[START MATERIAL FOR THIS EXERCISE]
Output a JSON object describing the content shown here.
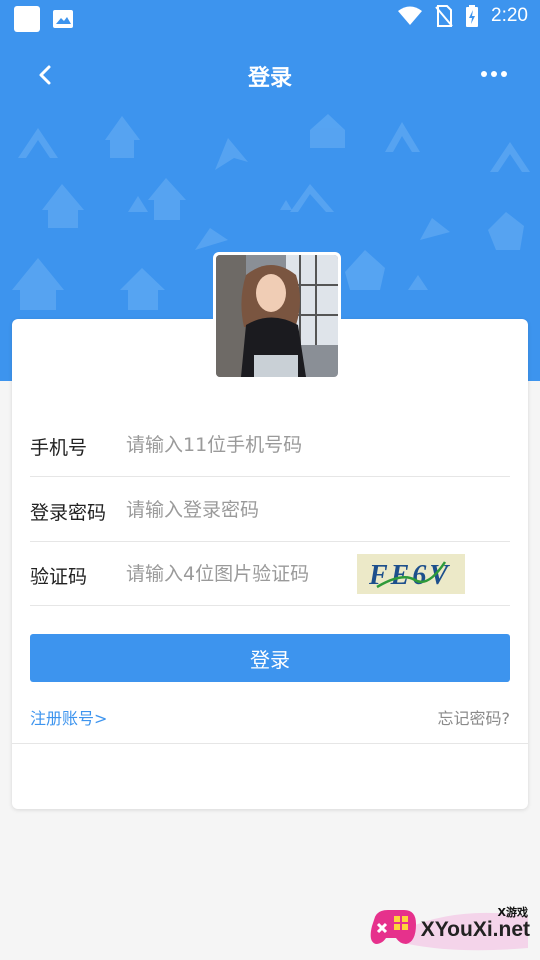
{
  "status_bar": {
    "time": "2:20"
  },
  "app_bar": {
    "title": "登录"
  },
  "form": {
    "phone": {
      "label": "手机号",
      "placeholder": "请输入11位手机号码"
    },
    "password": {
      "label": "登录密码",
      "placeholder": "请输入登录密码"
    },
    "captcha": {
      "label": "验证码",
      "placeholder": "请输入4位图片验证码",
      "image_text": "FE6V"
    }
  },
  "actions": {
    "login_label": "登录",
    "register_label": "注册账号>",
    "forgot_label": "忘记密码?"
  },
  "watermark": {
    "small": "X游戏",
    "brand": "XYouXi.net"
  },
  "colors": {
    "primary": "#3d94ee",
    "background": "#f5f5f5"
  }
}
[END MATERIAL FOR THIS EXERCISE]
SHORT TASK: What is needed is an exact reproduction of the data, pictures excluded.

THE RESULT:
Output a JSON object describing the content shown here.
{
  "status_bar": {
    "time": "2:20"
  },
  "app_bar": {
    "title": "登录"
  },
  "form": {
    "phone": {
      "label": "手机号",
      "placeholder": "请输入11位手机号码"
    },
    "password": {
      "label": "登录密码",
      "placeholder": "请输入登录密码"
    },
    "captcha": {
      "label": "验证码",
      "placeholder": "请输入4位图片验证码",
      "image_text": "FE6V"
    }
  },
  "actions": {
    "login_label": "登录",
    "register_label": "注册账号>",
    "forgot_label": "忘记密码?"
  },
  "watermark": {
    "small": "X游戏",
    "brand": "XYouXi.net"
  },
  "colors": {
    "primary": "#3d94ee",
    "background": "#f5f5f5"
  }
}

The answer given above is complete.